- _What is expected_: State how many lines in the entries below contain "Practice". Write nothing but the number.
==== Information given
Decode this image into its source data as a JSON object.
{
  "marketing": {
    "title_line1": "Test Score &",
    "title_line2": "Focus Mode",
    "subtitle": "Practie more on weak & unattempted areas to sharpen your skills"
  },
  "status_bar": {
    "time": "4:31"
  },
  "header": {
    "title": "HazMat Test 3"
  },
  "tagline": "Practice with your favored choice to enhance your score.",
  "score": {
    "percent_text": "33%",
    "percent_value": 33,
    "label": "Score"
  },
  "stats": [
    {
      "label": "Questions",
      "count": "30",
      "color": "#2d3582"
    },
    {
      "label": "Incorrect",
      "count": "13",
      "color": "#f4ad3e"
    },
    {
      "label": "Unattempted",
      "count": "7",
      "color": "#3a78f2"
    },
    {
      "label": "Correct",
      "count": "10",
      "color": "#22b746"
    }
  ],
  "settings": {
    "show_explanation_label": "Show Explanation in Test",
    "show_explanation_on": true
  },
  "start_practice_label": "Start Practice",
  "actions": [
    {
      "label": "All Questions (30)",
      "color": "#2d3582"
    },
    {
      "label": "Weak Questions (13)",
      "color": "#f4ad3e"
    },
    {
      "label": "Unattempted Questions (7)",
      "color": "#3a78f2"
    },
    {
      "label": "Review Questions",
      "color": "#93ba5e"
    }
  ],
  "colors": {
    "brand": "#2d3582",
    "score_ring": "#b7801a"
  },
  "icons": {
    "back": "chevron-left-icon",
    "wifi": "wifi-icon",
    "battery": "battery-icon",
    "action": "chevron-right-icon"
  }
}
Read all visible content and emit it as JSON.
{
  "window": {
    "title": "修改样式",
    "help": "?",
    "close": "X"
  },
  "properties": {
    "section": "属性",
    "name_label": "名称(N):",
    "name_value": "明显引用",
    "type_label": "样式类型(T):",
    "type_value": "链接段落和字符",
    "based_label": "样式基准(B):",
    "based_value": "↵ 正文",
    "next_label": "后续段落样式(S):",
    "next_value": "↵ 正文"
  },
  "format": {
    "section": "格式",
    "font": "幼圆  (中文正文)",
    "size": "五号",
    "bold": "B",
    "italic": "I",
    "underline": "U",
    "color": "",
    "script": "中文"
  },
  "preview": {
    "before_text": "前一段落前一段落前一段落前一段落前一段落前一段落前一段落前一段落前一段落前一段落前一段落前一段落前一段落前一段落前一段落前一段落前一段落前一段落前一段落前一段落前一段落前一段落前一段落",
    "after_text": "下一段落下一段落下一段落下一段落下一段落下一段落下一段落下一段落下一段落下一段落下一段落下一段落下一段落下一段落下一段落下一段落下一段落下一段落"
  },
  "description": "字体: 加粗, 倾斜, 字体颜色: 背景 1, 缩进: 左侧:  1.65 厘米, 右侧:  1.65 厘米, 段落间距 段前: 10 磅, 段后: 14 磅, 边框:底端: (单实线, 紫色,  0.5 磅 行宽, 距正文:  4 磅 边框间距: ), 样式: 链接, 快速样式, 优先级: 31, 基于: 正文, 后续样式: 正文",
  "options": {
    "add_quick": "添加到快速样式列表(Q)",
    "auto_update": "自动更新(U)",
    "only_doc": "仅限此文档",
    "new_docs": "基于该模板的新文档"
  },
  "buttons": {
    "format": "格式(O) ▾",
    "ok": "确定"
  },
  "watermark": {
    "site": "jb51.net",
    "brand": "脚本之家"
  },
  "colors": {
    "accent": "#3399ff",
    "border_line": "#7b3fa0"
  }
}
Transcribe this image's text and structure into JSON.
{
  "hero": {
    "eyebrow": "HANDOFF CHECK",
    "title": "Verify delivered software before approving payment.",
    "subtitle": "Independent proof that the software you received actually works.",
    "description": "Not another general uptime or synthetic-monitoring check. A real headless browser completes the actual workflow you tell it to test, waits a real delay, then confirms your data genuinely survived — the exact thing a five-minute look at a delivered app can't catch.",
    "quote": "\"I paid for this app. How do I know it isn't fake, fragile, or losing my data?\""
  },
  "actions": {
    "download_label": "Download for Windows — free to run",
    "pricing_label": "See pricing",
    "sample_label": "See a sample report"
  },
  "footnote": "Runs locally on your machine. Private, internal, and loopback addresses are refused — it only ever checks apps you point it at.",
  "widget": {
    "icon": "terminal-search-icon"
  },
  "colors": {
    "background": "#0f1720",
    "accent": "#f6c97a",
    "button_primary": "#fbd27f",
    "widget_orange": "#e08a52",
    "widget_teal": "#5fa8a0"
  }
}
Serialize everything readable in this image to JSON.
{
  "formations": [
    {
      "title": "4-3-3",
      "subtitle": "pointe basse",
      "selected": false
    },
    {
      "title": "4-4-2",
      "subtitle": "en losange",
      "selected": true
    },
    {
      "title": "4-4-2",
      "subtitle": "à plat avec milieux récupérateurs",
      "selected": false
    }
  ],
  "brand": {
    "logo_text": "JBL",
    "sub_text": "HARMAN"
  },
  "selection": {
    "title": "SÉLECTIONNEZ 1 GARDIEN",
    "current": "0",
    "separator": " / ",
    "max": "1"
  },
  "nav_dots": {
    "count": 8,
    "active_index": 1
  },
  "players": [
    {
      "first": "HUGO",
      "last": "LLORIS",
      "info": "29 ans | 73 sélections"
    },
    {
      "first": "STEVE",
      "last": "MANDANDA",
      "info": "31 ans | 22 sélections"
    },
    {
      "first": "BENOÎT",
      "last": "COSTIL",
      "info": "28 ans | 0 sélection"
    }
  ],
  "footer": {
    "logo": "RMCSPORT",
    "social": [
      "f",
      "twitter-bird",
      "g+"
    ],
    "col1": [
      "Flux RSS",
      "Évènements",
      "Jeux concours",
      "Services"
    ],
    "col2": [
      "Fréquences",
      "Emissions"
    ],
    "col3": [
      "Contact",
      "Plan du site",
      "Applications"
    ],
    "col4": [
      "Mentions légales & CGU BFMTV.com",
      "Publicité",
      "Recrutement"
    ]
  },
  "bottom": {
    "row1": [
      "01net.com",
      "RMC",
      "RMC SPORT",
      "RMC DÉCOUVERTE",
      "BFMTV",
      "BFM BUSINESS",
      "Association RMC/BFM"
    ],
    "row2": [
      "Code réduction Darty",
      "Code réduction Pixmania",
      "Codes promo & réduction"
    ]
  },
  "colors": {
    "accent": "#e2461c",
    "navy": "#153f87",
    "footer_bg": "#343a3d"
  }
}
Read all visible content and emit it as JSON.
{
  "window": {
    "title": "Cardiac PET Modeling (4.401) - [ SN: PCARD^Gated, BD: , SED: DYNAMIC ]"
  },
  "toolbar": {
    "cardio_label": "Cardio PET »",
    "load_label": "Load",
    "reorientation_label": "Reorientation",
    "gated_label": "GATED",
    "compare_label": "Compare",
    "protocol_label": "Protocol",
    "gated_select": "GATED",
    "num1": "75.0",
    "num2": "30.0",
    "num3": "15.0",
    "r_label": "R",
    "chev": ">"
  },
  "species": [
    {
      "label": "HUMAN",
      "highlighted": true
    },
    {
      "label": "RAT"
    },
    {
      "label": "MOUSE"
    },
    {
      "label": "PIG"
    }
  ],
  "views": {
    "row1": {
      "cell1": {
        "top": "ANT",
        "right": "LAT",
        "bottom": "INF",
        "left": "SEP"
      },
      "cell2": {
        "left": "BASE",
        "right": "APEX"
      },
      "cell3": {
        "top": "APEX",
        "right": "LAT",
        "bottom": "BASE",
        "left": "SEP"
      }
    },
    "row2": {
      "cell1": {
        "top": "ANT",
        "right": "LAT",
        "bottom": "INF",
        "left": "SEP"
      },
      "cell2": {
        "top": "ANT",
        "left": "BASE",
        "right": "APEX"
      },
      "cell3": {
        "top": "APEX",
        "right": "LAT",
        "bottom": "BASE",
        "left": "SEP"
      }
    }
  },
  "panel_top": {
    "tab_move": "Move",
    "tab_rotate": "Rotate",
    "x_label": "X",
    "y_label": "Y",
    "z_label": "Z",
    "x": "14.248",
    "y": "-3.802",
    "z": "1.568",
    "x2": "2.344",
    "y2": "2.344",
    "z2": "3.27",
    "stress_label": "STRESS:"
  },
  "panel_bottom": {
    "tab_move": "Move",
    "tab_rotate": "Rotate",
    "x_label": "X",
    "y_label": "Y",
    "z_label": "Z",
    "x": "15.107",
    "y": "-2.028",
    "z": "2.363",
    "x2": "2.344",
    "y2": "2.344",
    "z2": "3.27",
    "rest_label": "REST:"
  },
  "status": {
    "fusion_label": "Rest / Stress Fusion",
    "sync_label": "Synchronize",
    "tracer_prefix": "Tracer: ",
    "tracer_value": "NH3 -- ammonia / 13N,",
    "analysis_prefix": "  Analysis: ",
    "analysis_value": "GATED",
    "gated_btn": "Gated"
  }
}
========
- _Reply to the task_: 2